▶ [WRITTEN REQUEST] Retype the material that follows, keeping every word as it is.

[Figure record listings]

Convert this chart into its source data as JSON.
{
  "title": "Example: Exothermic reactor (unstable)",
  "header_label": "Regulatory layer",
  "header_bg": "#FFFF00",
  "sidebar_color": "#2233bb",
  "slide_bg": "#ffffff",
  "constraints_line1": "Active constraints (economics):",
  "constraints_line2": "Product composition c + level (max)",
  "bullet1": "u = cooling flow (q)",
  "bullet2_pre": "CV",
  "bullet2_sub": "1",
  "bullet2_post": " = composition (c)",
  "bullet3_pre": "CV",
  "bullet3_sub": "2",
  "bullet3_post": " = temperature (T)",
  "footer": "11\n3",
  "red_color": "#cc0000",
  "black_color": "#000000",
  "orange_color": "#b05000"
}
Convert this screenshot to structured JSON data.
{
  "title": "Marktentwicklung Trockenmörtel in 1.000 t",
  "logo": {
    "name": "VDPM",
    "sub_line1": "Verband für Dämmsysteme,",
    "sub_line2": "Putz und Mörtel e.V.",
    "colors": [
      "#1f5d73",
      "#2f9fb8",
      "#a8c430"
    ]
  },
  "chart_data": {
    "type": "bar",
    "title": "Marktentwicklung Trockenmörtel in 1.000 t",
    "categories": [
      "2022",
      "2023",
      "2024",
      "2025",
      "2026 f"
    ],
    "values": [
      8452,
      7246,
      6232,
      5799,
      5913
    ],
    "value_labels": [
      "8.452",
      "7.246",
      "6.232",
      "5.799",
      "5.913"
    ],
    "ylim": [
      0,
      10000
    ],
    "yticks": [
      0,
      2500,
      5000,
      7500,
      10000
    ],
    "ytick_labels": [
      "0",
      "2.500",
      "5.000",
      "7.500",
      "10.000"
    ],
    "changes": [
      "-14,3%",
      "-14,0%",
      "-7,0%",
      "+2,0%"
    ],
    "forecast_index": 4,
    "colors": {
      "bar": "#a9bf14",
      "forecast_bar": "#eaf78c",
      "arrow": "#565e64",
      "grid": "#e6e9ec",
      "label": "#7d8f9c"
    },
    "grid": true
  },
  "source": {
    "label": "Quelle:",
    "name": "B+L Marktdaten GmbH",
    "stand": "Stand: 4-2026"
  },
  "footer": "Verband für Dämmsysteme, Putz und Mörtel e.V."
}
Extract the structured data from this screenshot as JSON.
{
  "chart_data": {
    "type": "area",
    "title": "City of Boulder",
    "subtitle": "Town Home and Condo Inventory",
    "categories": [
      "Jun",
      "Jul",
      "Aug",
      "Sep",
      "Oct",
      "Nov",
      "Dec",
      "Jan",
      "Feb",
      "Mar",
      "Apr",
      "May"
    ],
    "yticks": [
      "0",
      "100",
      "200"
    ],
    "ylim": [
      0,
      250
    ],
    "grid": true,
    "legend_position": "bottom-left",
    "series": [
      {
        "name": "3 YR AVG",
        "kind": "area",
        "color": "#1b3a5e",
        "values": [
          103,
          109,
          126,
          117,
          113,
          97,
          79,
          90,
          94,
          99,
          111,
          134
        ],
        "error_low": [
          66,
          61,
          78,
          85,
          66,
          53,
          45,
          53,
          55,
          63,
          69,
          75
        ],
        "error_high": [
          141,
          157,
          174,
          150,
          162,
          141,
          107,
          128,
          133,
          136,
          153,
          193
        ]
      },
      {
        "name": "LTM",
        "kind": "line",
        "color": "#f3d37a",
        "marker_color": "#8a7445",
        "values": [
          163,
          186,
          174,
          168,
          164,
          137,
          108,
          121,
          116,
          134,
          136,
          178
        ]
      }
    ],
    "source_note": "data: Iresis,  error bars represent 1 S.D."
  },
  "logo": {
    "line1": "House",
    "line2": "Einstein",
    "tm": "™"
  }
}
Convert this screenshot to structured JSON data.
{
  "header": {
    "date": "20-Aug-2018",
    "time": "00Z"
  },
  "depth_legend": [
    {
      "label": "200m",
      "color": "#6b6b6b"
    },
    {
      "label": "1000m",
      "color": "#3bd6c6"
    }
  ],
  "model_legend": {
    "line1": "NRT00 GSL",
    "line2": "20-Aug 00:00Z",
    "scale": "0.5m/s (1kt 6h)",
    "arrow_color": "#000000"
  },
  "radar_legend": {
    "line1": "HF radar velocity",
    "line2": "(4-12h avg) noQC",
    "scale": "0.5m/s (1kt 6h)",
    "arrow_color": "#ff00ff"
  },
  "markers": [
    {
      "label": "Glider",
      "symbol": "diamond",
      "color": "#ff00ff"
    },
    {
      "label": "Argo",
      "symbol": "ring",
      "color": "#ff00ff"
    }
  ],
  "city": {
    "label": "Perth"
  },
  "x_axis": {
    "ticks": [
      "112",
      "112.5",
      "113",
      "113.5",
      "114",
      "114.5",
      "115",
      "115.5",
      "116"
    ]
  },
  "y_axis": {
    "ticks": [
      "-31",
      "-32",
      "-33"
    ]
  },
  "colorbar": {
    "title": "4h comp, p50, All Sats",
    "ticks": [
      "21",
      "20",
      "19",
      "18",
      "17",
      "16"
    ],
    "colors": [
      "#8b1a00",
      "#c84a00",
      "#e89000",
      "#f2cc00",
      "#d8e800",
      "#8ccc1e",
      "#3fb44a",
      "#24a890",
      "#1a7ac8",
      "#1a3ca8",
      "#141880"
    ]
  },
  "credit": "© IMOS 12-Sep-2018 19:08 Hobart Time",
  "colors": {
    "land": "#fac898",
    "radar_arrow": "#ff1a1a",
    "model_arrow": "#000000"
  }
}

▶ [FULL OUTPUT]
Convert this chart into its source data as JSON.
{
  "title": "Example: Exothermic reactor (unstable)",
  "header_label": "Regulatory layer",
  "header_bg": "#FFFF00",
  "sidebar_color": "#2233bb",
  "slide_bg": "#ffffff",
  "constraints_line1": "Active constraints (economics):",
  "constraints_line2": "Product composition c + level (max)",
  "bullet1": "u = cooling flow (q)",
  "bullet2_pre": "CV",
  "bullet2_sub": "1",
  "bullet2_post": " = composition (c)",
  "bullet3_pre": "CV",
  "bullet3_sub": "2",
  "bullet3_post": " = temperature (T)",
  "footer": "11\n3",
  "red_color": "#cc0000",
  "black_color": "#000000",
  "orange_color": "#b05000"
}
Convert this screenshot to structured JSON data.
{
  "title": "Marktentwicklung Trockenmörtel in 1.000 t",
  "logo": {
    "name": "VDPM",
    "sub_line1": "Verband für Dämmsysteme,",
    "sub_line2": "Putz und Mörtel e.V.",
    "colors": [
      "#1f5d73",
      "#2f9fb8",
      "#a8c430"
    ]
  },
  "chart_data": {
    "type": "bar",
    "title": "Marktentwicklung Trockenmörtel in 1.000 t",
    "categories": [
      "2022",
      "2023",
      "2024",
      "2025",
      "2026 f"
    ],
    "values": [
      8452,
      7246,
      6232,
      5799,
      5913
    ],
    "value_labels": [
      "8.452",
      "7.246",
      "6.232",
      "5.799",
      "5.913"
    ],
    "ylim": [
      0,
      10000
    ],
    "yticks": [
      0,
      2500,
      5000,
      7500,
      10000
    ],
    "ytick_labels": [
      "0",
      "2.500",
      "5.000",
      "7.500",
      "10.000"
    ],
    "changes": [
      "-14,3%",
      "-14,0%",
      "-7,0%",
      "+2,0%"
    ],
    "forecast_index": 4,
    "colors": {
      "bar": "#a9bf14",
      "forecast_bar": "#eaf78c",
      "arrow": "#565e64",
      "grid": "#e6e9ec",
      "label": "#7d8f9c"
    },
    "grid": true
  },
  "source": {
    "label": "Quelle:",
    "name": "B+L Marktdaten GmbH",
    "stand": "Stand: 4-2026"
  },
  "footer": "Verband für Dämmsysteme, Putz und Mörtel e.V."
}
Extract the structured data from this screenshot as JSON.
{
  "chart_data": {
    "type": "area",
    "title": "City of Boulder",
    "subtitle": "Town Home and Condo Inventory",
    "categories": [
      "Jun",
      "Jul",
      "Aug",
      "Sep",
      "Oct",
      "Nov",
      "Dec",
      "Jan",
      "Feb",
      "Mar",
      "Apr",
      "May"
    ],
    "yticks": [
      "0",
      "100",
      "200"
    ],
    "ylim": [
      0,
      250
    ],
    "grid": true,
    "legend_position": "bottom-left",
    "series": [
      {
        "name": "3 YR AVG",
        "kind": "area",
        "color": "#1b3a5e",
        "values": [
          103,
          109,
          126,
          117,
          113,
          97,
          79,
          90,
          94,
          99,
          111,
          134
        ],
        "error_low": [
          66,
          61,
          78,
          85,
          66,
          53,
          45,
          53,
          55,
          63,
          69,
          75
        ],
        "error_high": [
          141,
          157,
          174,
          150,
          162,
          141,
          107,
          128,
          133,
          136,
          153,
          193
        ]
      },
      {
        "name": "LTM",
        "kind": "line",
        "color": "#f3d37a",
        "marker_color": "#8a7445",
        "values": [
          163,
          186,
          174,
          168,
          164,
          137,
          108,
          121,
          116,
          134,
          136,
          178
        ]
      }
    ],
    "source_note": "data: Iresis,  error bars represent 1 S.D."
  },
  "logo": {
    "line1": "House",
    "line2": "Einstein",
    "tm": "™"
  }
}
Convert this screenshot to structured JSON data.
{
  "header": {
    "date": "20-Aug-2018",
    "time": "00Z"
  },
  "depth_legend": [
    {
      "label": "200m",
      "color": "#6b6b6b"
    },
    {
      "label": "1000m",
      "color": "#3bd6c6"
    }
  ],
  "model_legend": {
    "line1": "NRT00 GSL",
    "line2": "20-Aug 00:00Z",
    "scale": "0.5m/s (1kt 6h)",
    "arrow_color": "#000000"
  },
  "radar_legend": {
    "line1": "HF radar velocity",
    "line2": "(4-12h avg) noQC",
    "scale": "0.5m/s (1kt 6h)",
    "arrow_color": "#ff00ff"
  },
  "markers": [
    {
      "label": "Glider",
      "symbol": "diamond",
      "color": "#ff00ff"
    },
    {
      "label": "Argo",
      "symbol": "ring",
      "color": "#ff00ff"
    }
  ],
  "city": {
    "label": "Perth"
  },
  "x_axis": {
    "ticks": [
      "112",
      "112.5",
      "113",
      "113.5",
      "114",
      "114.5",
      "115",
      "115.5",
      "116"
    ]
  },
  "y_axis": {
    "ticks": [
      "-31",
      "-32",
      "-33"
    ]
  },
  "colorbar": {
    "title": "4h comp, p50, All Sats",
    "ticks": [
      "21",
      "20",
      "19",
      "18",
      "17",
      "16"
    ],
    "colors": [
      "#8b1a00",
      "#c84a00",
      "#e89000",
      "#f2cc00",
      "#d8e800",
      "#8ccc1e",
      "#3fb44a",
      "#24a890",
      "#1a7ac8",
      "#1a3ca8",
      "#141880"
    ]
  },
  "credit": "© IMOS 12-Sep-2018 19:08 Hobart Time",
  "colors": {
    "land": "#fac898",
    "radar_arrow": "#ff1a1a",
    "model_arrow": "#000000"
  }
}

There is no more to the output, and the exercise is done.